* _Job_
Below are records; work out how many of their lines contain "perspective" and give only that number.

* _Data shown_
——

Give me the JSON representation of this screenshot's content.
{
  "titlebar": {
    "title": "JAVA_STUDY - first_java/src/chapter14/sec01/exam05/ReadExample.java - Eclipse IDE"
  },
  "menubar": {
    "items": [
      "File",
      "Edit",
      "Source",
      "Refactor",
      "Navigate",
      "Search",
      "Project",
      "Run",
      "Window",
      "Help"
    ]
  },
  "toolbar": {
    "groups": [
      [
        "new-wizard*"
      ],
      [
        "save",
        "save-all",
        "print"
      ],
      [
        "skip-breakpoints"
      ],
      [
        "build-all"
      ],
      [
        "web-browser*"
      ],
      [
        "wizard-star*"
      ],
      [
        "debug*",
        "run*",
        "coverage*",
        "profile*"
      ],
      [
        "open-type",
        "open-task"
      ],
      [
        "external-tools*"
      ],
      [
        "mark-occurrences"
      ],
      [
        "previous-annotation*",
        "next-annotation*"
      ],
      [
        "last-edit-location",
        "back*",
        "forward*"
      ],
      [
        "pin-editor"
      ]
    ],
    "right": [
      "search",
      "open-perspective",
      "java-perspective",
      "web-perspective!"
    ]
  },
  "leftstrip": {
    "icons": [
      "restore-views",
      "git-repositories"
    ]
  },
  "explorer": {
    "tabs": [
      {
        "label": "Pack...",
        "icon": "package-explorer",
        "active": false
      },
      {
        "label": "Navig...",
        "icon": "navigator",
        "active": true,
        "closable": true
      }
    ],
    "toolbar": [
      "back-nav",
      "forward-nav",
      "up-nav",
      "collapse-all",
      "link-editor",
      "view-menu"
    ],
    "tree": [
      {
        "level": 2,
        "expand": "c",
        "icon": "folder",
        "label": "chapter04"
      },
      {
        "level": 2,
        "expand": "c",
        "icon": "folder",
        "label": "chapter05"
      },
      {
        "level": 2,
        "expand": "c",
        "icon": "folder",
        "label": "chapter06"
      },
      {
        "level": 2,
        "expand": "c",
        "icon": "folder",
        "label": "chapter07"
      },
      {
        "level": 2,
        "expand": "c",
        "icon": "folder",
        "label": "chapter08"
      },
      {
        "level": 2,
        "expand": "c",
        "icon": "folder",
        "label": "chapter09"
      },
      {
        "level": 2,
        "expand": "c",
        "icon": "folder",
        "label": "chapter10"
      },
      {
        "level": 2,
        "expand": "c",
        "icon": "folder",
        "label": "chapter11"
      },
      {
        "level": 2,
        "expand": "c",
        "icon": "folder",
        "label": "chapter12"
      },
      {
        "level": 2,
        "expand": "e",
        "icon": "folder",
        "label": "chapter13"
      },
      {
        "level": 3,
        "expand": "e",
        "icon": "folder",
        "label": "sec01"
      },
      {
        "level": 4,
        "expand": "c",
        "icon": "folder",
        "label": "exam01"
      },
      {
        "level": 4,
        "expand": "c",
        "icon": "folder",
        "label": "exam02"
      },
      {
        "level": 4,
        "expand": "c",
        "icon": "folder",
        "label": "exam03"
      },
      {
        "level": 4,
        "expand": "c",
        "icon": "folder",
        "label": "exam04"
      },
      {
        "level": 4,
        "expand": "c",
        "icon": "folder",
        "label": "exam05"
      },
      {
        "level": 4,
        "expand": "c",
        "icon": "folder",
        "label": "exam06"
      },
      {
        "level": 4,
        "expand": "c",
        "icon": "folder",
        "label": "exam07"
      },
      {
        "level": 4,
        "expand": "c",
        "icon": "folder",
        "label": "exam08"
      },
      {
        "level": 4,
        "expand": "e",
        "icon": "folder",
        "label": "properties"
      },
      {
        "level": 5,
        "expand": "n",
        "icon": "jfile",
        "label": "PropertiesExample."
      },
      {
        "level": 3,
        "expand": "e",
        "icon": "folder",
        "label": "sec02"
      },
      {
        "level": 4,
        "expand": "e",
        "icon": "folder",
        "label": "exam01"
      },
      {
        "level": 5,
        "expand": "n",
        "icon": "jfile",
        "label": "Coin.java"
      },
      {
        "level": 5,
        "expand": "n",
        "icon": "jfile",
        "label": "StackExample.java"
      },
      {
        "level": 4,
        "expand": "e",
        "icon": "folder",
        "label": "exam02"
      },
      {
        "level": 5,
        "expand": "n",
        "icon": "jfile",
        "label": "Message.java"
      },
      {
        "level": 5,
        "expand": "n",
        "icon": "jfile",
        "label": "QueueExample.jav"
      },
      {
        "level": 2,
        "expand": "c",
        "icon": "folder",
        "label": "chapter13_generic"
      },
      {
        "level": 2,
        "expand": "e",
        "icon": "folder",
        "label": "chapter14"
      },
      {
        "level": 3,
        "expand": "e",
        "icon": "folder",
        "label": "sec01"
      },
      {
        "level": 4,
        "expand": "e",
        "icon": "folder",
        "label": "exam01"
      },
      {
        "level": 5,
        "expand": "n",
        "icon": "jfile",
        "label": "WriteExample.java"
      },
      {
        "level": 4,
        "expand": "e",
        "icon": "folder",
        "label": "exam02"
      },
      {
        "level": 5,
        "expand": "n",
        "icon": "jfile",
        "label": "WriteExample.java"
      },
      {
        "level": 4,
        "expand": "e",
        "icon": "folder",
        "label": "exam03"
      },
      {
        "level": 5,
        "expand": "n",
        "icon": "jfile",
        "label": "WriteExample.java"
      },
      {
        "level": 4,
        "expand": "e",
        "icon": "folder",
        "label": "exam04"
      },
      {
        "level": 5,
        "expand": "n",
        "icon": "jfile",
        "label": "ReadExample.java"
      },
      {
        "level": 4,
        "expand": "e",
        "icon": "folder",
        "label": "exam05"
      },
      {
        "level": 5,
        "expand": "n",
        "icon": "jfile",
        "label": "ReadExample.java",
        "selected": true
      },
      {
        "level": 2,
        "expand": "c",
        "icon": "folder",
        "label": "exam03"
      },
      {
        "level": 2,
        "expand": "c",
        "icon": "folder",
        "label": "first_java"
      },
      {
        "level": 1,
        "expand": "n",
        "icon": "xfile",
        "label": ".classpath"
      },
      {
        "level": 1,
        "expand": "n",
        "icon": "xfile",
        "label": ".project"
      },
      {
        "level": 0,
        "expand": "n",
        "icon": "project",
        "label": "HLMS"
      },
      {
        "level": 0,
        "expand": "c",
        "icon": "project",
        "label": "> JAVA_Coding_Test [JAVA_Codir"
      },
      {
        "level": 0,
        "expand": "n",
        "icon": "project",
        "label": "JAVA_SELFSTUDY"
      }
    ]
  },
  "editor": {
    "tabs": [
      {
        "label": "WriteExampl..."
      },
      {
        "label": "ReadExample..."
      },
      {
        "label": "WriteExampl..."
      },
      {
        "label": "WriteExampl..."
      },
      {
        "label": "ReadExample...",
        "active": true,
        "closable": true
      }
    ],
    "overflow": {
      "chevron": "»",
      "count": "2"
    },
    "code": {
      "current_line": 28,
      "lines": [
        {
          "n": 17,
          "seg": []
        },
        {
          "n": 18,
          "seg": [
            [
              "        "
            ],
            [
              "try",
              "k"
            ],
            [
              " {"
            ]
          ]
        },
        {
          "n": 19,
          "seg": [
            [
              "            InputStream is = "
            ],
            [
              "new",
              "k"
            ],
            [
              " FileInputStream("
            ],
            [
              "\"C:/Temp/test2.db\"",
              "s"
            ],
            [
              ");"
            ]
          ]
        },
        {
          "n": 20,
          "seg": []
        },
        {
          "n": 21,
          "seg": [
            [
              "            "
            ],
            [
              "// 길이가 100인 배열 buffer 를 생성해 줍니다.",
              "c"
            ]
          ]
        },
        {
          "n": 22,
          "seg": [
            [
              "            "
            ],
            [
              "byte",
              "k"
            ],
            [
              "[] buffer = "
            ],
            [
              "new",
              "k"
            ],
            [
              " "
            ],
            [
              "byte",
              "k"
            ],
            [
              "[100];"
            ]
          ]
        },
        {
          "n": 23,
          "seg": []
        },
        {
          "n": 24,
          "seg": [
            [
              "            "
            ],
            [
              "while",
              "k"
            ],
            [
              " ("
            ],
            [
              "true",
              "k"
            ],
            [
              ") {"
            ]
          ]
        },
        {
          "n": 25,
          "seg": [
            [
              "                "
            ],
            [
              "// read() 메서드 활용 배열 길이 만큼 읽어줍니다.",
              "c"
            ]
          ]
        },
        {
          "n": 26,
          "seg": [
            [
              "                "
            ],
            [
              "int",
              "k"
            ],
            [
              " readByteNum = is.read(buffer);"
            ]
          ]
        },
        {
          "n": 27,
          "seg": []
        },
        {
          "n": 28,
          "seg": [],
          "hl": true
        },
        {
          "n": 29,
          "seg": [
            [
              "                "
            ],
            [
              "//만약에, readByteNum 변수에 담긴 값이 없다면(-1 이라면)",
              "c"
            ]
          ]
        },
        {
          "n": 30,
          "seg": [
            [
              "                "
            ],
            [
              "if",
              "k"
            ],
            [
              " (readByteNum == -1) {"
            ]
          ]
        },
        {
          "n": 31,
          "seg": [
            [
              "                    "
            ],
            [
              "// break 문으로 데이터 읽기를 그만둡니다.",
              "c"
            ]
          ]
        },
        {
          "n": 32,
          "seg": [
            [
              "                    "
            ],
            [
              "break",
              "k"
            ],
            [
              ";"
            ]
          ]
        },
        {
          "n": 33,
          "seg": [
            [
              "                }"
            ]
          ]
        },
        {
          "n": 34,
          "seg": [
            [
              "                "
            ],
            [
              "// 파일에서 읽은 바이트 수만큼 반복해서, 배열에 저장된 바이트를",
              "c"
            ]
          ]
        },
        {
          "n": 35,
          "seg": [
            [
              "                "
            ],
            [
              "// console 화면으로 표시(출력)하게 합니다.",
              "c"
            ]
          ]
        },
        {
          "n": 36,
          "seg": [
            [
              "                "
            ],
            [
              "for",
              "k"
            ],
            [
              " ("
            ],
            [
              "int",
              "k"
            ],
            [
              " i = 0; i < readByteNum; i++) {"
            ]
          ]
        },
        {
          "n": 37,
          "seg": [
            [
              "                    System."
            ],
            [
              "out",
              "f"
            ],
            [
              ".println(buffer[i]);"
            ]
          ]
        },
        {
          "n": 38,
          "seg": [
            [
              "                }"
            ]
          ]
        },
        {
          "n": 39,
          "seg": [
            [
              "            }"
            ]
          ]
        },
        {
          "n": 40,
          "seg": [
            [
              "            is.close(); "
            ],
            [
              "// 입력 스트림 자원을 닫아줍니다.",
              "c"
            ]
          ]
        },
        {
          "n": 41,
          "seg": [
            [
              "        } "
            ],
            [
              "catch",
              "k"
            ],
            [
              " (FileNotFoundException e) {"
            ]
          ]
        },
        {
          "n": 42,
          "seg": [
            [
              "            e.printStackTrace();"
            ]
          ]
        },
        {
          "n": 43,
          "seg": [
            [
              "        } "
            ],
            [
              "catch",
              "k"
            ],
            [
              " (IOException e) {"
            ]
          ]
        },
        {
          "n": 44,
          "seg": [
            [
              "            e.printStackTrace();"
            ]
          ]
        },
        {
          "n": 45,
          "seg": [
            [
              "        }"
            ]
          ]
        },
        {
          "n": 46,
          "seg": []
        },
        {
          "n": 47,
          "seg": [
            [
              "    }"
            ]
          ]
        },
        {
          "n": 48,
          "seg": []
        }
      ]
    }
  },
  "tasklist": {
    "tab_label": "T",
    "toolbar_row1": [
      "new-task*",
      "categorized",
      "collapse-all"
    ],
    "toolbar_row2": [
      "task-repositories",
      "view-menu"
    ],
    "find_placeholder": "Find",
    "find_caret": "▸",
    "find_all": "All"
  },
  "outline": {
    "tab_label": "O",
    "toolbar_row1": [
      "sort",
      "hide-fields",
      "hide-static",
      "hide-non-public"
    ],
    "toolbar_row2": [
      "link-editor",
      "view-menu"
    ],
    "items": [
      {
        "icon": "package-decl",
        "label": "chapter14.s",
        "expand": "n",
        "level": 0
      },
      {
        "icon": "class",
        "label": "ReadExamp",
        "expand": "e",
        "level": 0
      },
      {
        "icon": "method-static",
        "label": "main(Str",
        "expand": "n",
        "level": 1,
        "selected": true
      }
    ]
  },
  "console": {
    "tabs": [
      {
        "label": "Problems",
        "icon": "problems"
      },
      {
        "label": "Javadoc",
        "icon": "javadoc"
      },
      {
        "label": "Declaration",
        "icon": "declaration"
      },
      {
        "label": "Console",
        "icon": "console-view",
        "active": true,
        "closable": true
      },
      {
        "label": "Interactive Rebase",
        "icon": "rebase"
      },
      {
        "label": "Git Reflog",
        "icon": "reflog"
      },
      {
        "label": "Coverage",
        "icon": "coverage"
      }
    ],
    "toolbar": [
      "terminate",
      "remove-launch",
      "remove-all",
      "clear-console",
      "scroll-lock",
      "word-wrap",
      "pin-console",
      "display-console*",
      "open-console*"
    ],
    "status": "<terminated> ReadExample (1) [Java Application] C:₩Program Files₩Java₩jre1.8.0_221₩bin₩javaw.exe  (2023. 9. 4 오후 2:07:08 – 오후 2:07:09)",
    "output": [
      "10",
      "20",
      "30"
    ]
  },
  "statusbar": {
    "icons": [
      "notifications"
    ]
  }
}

——

* _Solution to the problem_
3